** START **

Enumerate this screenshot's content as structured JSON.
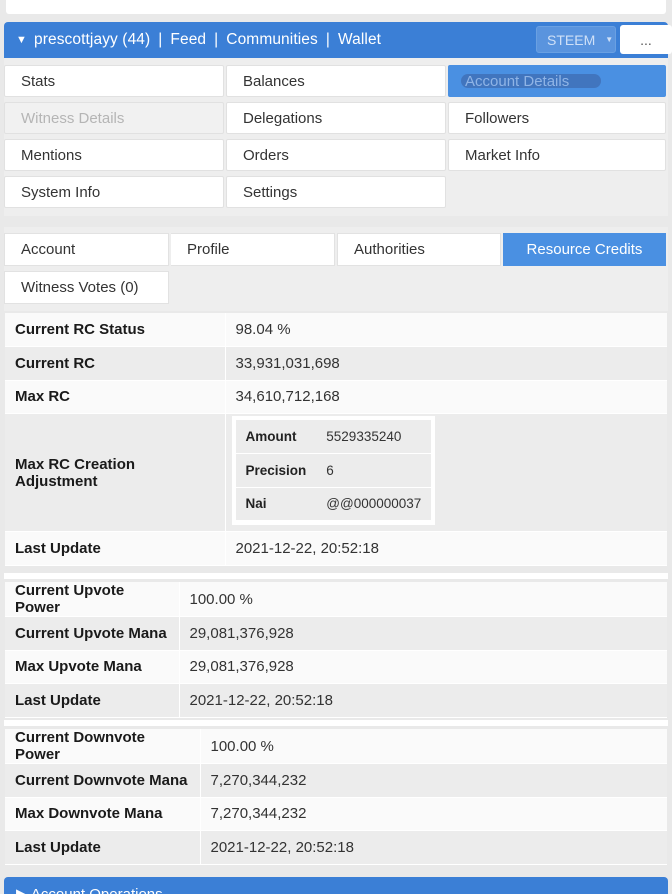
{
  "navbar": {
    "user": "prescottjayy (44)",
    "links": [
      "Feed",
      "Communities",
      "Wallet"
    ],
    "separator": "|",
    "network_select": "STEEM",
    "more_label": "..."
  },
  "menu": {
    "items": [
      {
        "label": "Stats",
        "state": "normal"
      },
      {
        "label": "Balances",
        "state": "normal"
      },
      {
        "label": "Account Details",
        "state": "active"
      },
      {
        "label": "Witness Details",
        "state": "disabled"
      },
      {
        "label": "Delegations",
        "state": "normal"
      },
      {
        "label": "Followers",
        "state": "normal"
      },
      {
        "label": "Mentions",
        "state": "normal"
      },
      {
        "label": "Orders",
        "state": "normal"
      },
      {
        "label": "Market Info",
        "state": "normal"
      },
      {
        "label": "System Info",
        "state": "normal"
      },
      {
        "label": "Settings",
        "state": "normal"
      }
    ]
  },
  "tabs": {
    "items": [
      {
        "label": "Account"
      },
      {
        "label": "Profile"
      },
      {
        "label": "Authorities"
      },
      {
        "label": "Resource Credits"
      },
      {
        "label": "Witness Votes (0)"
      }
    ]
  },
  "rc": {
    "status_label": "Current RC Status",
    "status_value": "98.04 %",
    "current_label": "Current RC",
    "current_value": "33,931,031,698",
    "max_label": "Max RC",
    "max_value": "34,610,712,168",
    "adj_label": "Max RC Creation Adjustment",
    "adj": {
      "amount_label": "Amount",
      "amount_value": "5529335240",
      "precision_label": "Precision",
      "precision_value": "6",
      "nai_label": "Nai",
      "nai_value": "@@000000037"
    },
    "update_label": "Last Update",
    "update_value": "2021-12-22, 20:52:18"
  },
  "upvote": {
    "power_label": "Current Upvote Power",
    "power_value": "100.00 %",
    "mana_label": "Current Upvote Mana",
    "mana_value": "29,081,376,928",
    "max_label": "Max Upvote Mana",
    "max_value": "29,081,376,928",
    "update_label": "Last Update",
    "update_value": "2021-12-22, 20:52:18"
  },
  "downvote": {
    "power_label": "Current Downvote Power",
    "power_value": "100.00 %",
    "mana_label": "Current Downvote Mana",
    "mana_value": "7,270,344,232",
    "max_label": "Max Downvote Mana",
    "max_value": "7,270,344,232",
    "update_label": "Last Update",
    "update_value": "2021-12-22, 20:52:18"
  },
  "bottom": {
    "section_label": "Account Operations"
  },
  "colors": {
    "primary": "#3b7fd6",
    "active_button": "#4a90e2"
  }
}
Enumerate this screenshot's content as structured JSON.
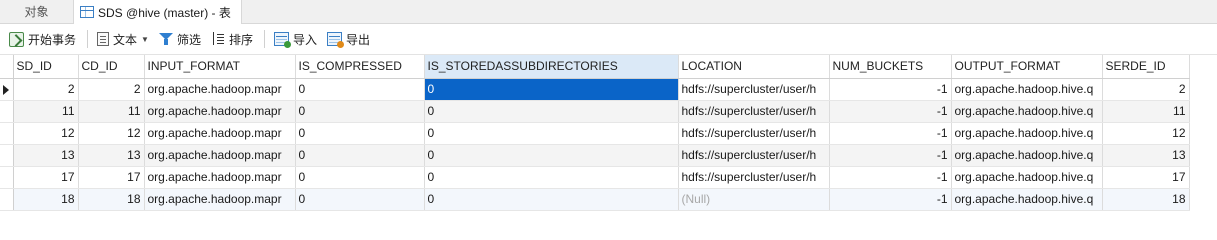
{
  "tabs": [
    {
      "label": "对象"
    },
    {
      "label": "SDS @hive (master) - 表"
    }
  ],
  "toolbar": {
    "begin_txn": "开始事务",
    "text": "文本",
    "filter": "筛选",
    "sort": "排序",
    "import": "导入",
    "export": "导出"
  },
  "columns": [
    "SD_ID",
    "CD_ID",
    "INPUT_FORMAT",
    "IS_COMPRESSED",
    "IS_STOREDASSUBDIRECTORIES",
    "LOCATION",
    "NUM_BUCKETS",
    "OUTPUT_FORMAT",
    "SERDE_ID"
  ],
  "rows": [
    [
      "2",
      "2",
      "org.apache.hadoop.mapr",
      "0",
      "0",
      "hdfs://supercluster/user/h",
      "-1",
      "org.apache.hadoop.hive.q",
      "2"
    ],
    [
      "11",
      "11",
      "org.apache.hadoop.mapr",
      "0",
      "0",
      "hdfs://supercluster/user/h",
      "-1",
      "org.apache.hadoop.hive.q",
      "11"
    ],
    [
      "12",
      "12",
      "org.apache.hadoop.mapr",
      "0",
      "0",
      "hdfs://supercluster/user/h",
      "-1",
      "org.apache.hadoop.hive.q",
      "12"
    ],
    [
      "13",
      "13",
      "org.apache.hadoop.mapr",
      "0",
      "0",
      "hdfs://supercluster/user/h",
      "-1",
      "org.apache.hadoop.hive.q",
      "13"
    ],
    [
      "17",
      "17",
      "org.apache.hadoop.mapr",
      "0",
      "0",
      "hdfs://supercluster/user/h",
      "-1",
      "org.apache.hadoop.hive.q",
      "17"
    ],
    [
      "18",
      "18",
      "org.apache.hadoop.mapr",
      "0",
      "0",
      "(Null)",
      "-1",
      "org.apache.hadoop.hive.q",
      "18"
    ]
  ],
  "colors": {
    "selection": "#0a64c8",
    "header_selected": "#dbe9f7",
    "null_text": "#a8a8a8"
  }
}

** END **
** START **

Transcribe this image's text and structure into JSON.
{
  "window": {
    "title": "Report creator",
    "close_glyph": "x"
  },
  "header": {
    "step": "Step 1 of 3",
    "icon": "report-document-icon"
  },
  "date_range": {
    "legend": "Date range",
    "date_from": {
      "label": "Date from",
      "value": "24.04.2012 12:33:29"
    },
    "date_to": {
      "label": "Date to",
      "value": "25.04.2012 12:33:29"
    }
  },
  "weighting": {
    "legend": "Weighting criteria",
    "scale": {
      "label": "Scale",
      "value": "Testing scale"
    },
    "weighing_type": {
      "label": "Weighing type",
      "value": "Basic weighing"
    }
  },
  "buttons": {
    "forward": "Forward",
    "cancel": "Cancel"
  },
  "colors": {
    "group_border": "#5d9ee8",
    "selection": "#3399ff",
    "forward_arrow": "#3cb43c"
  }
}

** END **
** START **

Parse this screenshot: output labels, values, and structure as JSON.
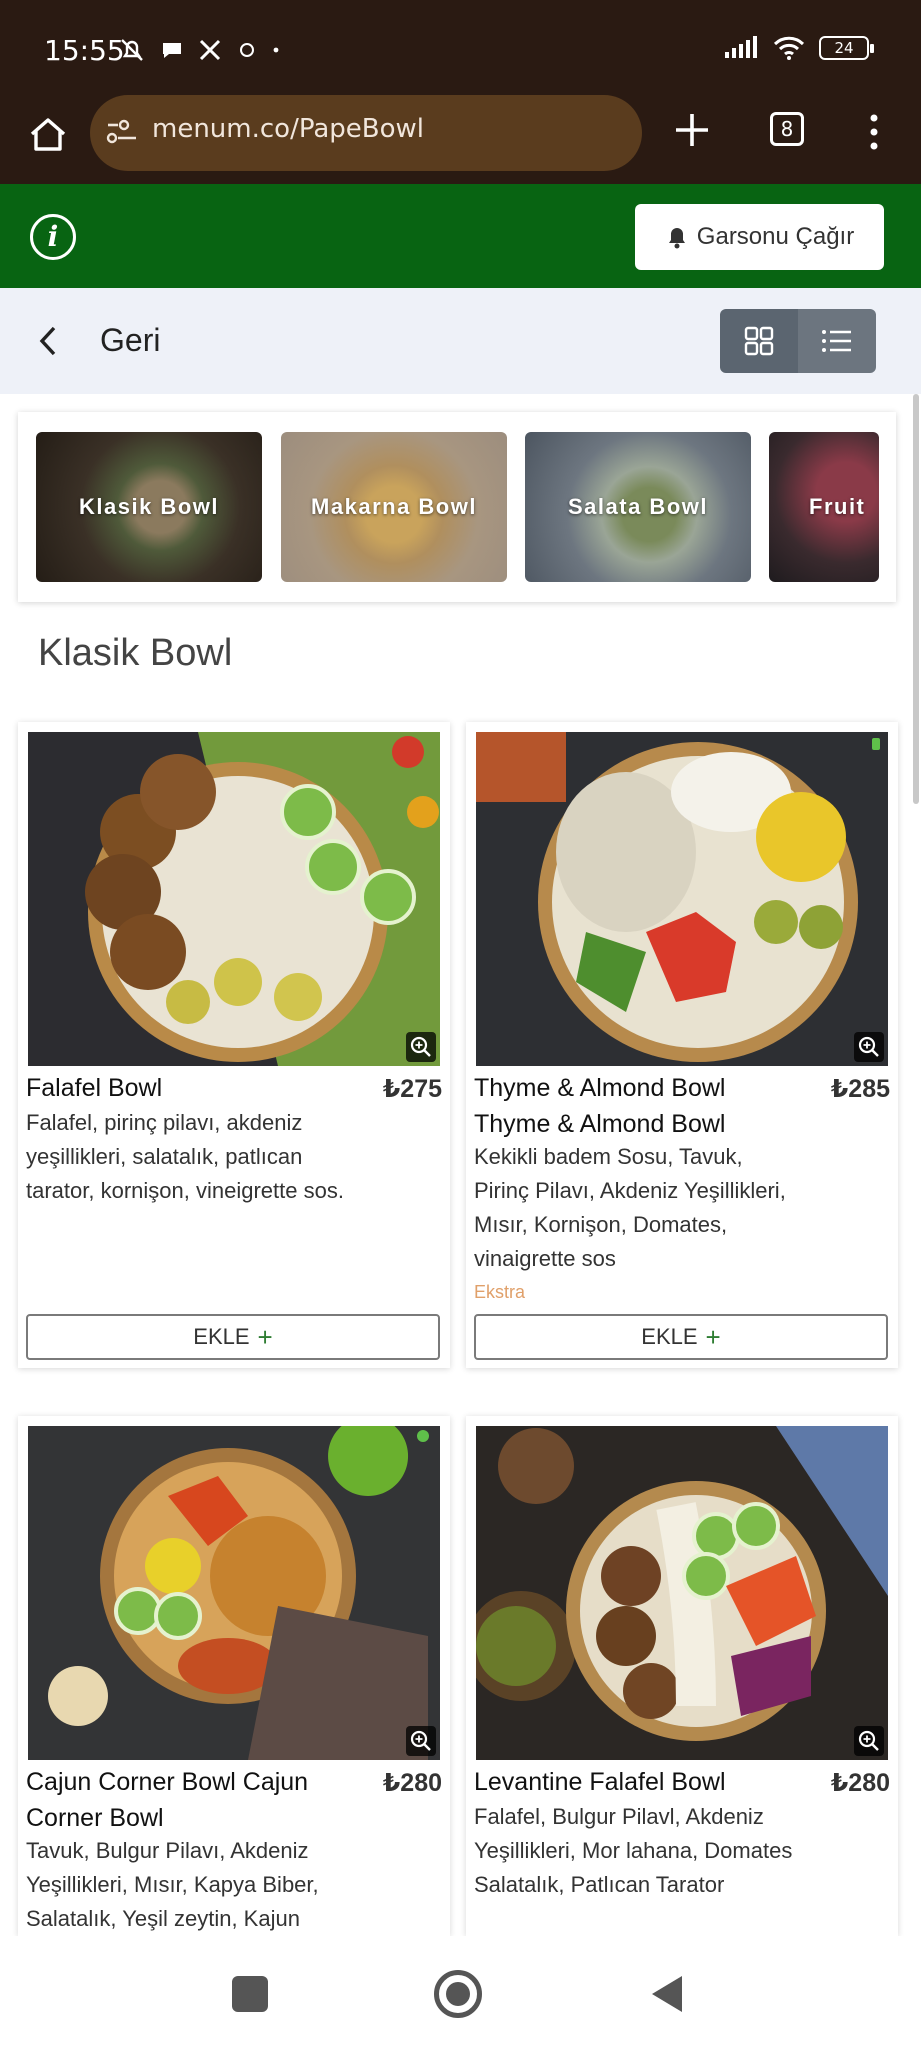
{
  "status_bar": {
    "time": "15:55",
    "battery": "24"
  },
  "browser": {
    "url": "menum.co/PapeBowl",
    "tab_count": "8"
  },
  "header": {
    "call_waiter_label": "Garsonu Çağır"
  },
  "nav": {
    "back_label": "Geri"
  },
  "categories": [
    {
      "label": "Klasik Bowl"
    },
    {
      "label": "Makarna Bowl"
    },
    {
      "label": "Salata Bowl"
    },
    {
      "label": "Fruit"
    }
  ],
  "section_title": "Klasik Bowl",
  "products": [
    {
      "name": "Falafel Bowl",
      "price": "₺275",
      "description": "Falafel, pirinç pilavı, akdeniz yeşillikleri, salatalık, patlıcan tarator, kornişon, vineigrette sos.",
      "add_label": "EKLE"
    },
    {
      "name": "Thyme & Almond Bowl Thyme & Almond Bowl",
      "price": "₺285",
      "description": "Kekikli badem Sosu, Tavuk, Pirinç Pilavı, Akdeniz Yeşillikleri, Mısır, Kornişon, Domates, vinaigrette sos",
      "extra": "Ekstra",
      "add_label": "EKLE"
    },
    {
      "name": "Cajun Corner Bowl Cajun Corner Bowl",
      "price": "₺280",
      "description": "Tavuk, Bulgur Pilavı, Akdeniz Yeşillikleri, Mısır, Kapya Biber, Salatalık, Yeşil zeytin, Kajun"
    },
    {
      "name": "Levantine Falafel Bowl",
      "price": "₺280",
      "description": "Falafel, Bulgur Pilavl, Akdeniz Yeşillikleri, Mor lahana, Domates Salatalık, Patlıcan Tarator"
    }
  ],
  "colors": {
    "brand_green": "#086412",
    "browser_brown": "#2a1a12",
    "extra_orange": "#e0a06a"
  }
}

** END **

### Directions
In the listing, find every line with the word "Tavuk" and state how many there are, nothing more.

### Solution below
2